Count every line that has the word "Antistrip" in it; give no more than the number.
* start PROVIDED MATERIAL *
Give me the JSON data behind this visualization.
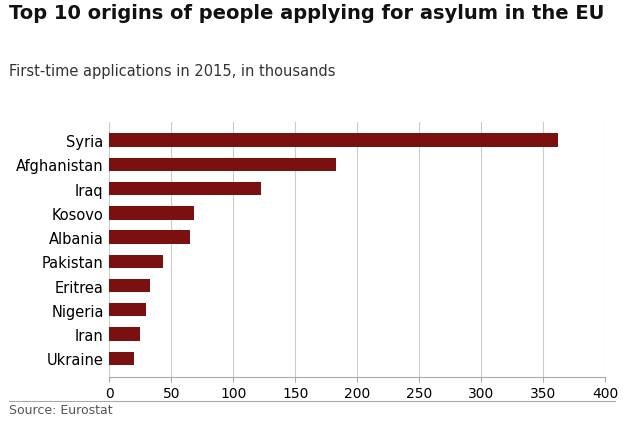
{
  "title": "Top 10 origins of people applying for asylum in the EU",
  "subtitle": "First-time applications in 2015, in thousands",
  "source": "Source: Eurostat",
  "categories": [
    "Ukraine",
    "Iran",
    "Nigeria",
    "Eritrea",
    "Pakistan",
    "Albania",
    "Kosovo",
    "Iraq",
    "Afghanistan",
    "Syria"
  ],
  "values": [
    20,
    25,
    30,
    33,
    43,
    65,
    68,
    122,
    183,
    362
  ],
  "bar_color": "#7b1010",
  "xlim": [
    0,
    400
  ],
  "xticks": [
    0,
    50,
    100,
    150,
    200,
    250,
    300,
    350,
    400
  ],
  "background_color": "#ffffff",
  "title_fontsize": 14,
  "subtitle_fontsize": 10.5,
  "tick_fontsize": 10,
  "label_fontsize": 10.5,
  "source_fontsize": 9
}
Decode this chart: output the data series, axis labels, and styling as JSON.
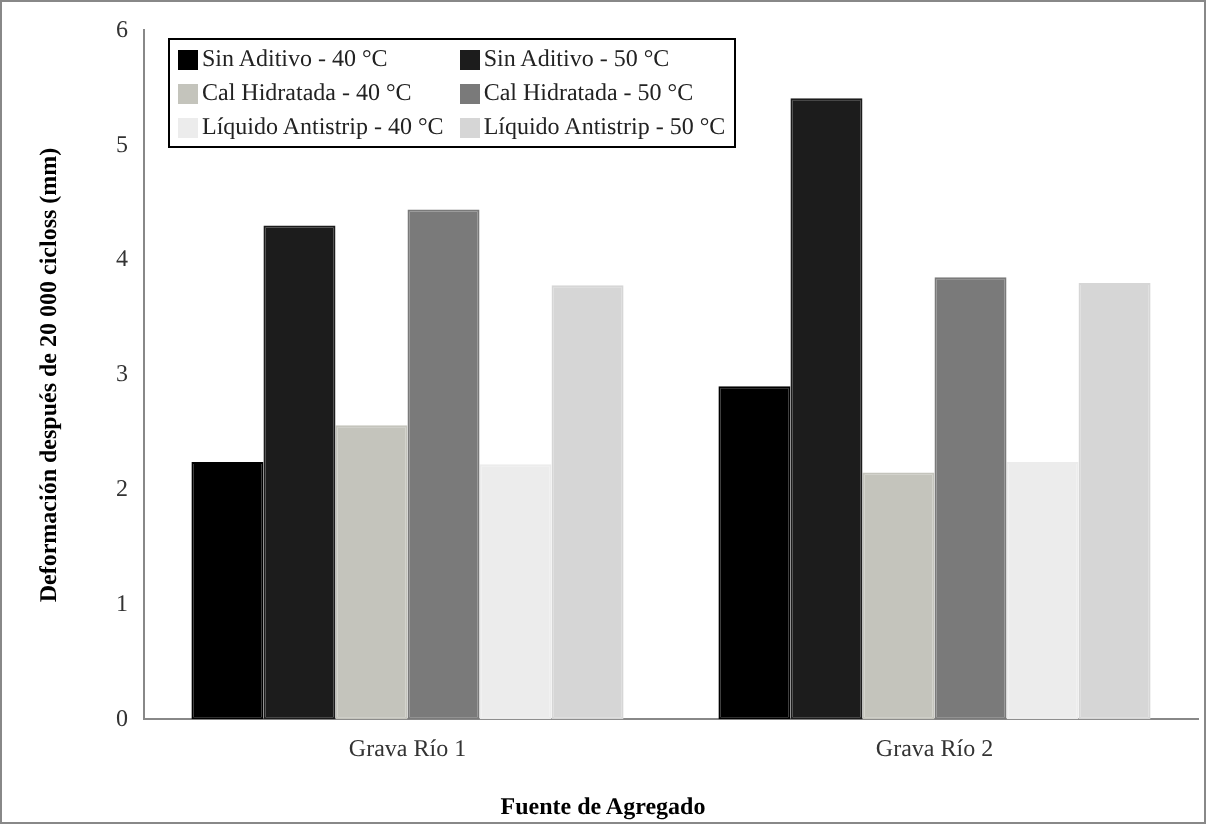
{
  "chart_data": {
    "type": "bar",
    "xlabel": "Fuente de Agregado",
    "ylabel": "Deformación después de 20 000 cicloss (mm)",
    "categories": [
      "Grava Río 1",
      "Grava Río 2"
    ],
    "series": [
      {
        "name": "Sin Aditivo - 40 °C",
        "color": "#000000",
        "values": [
          2.24,
          2.9
        ]
      },
      {
        "name": "Sin Aditivo - 50 °C",
        "color": "#1c1c1c",
        "values": [
          4.3,
          5.41
        ]
      },
      {
        "name": "Cal Hidratada - 40 °C",
        "color": "#c4c4bc",
        "values": [
          2.56,
          2.15
        ]
      },
      {
        "name": "Cal Hidratada - 50 °C",
        "color": "#7a7a7a",
        "values": [
          4.44,
          3.85
        ]
      },
      {
        "name": "Líquido Antistrip - 40 °C",
        "color": "#ececec",
        "values": [
          2.22,
          2.24
        ]
      },
      {
        "name": "Líquido Antistrip - 50 °C",
        "color": "#d6d6d6",
        "values": [
          3.78,
          3.8
        ]
      }
    ],
    "ylim": [
      0,
      6
    ],
    "yticks": [
      0,
      1,
      2,
      3,
      4,
      5,
      6
    ],
    "grid": false,
    "legend": "top left"
  }
}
* end PROVIDED MATERIAL *
◆ RESPONSE FOR THIS EXERCISE
2